Source text:

════════════════════

Giulia Zivelonghi ¹ Luca Melotti ^1* Anna Carolo ¹ Andrea Venerando ² Margherita Roncoroni ³ Giordana Martinelli ³ Lisa Maccatrozzo ¹ Stefania Marzorati ³ Michela Sugni ³ Marco Patruno ¹

• ¹ Department of Comparative Biomedicine and Food, School of Agricultural Sciences and Veterinary Medicine, University of Padua, Legnaro, Veneto, Italy
• ² Department of agrifood, environmental and animal sciences, University of Udine, Udine, Italy
• ³ Department of Environmental Science and Policy, University of Milan, Milan, Lombardy, Italy

The skin is often exposed to harmful stimuli that might compromise its integrity and functionality. After an injury, the skin has a limited capability to restore its complex structure, and in the case of severe skin damage, surgical operations and rapid application of wound dressings are often required to promote optimal wound healing. Nowadays, collagen-based biomaterials are widely used in combination with bioactive molecules able to prevent excessive inflammation and possible infections. In line with a circular economy and blue biotechnology approach, it was recently demonstrated that both collagen and bioactive molecules (i.e., antioxidant compounds) can be sustainably obtained from sea food by-products and effectively used for biomaterial development. Herein, we describe and compare the application of two marine collagen-based wound dressings (CBWDs), produced with materials obtained from sea urchin food waste, for the treatment of skin lesions in a wound healing organ culture (WHOC) model. The ex vivo WHOC model was set up starting from rat skin explants and the induced lesions were assigned into three different groups: control (CTRL) group, not treated, marine collagen wound dressing (MCWD) group, and antioxidants-enriched marine collagen wound dressing (A-MCWD) group. After 5 and 10 days, specimens were examined for organ maintenance and assessed for the healing process. Immunohistochemical results showed that both CBWDs were similarly successful in prolonging skin repair, preserving the epidermal barrier up to 5 days under static culture conditions. Histological and gene expression analysis highlighted that the A-MCWD supports and accelerates skin wound healing by exerting antioxidant activity and counteracting inflammation. Overall, these findings underline the potential of sea urchin food waste as a novel resource for the development of functional medical devices for the treatment of skin wounds.

════════════════════

[Dataset items]
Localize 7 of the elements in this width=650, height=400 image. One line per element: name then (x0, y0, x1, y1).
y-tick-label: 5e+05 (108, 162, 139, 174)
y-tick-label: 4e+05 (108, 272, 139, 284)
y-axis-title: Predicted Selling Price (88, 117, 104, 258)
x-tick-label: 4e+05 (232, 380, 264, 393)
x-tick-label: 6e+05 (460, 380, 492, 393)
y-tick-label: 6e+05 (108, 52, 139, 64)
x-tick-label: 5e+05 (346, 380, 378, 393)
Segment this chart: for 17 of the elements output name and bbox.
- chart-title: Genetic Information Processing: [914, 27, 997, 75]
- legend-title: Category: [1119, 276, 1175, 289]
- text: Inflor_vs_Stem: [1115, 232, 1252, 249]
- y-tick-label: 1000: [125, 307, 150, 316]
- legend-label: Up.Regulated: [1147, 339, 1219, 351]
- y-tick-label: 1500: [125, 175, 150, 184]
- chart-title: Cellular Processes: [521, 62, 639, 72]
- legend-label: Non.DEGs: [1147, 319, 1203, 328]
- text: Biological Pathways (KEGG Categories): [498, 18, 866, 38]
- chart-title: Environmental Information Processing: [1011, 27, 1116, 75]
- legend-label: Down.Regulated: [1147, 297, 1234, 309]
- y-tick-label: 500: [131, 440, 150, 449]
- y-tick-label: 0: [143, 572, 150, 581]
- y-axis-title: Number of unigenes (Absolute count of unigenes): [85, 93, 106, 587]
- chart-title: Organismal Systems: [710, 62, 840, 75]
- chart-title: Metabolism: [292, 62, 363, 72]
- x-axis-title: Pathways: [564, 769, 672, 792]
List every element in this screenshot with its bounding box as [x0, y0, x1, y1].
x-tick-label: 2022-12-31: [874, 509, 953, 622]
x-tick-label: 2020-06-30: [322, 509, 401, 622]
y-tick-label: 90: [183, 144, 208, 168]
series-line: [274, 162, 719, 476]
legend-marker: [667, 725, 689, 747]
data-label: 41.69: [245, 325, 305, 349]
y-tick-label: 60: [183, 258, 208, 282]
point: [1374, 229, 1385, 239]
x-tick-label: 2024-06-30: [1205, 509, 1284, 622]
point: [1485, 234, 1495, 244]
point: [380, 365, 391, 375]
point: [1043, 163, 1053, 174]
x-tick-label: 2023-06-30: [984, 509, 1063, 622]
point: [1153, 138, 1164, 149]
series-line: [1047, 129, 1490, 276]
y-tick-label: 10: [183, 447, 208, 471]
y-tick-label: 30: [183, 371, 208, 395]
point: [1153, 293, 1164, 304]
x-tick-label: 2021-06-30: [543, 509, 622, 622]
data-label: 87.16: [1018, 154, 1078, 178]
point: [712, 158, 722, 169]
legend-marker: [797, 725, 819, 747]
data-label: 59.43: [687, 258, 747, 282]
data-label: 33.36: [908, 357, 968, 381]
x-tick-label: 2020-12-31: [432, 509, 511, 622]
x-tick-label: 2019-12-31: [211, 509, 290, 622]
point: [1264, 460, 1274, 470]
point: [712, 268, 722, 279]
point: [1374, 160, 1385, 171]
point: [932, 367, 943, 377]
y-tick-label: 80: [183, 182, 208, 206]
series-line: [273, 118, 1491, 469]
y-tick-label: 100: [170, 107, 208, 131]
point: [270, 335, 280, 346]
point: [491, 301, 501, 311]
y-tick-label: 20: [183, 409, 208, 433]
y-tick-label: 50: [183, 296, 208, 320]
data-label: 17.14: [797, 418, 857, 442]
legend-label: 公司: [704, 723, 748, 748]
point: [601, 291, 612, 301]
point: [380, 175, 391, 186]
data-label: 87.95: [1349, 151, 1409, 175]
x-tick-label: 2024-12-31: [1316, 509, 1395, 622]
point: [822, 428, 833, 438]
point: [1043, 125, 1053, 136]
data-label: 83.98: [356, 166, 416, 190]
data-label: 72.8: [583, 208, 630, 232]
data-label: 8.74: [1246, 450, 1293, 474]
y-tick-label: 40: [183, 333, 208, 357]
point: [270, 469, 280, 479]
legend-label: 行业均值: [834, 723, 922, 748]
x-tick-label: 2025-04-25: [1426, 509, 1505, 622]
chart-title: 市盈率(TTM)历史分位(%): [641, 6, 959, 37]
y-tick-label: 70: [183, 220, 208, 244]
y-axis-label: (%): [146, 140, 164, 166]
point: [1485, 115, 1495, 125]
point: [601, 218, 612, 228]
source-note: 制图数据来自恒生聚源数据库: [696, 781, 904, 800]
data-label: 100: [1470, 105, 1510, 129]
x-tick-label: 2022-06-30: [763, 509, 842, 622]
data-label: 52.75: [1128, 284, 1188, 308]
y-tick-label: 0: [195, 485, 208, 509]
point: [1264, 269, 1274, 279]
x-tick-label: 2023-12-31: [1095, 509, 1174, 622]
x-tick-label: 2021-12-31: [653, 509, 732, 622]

════════════════════

Task directions: Using the abstract on sea urchin collagen wound dressings, say whether each statement agrees with it, answering yes or no and quoting the deciding words. 1. The ex vivo model was built from rat skin explants. 2. Specimens were examined after 7 and 14 days. 3. Histological and gene expression analysis indicated that the antioxidant-enriched dressing counteracts inflammation.

Task solution:
1. Yes: "The ex vivo WHOC model was set up starting from rat skin explants"
2. No: "After 5 and 10 days, specimens were examined for organ maintenance"
3. Yes: "Histological and gene expression analysis highlighted that the A-MCWD supports and accelerates skin wound healing by exerting antioxidant activity and counteracting inflammation"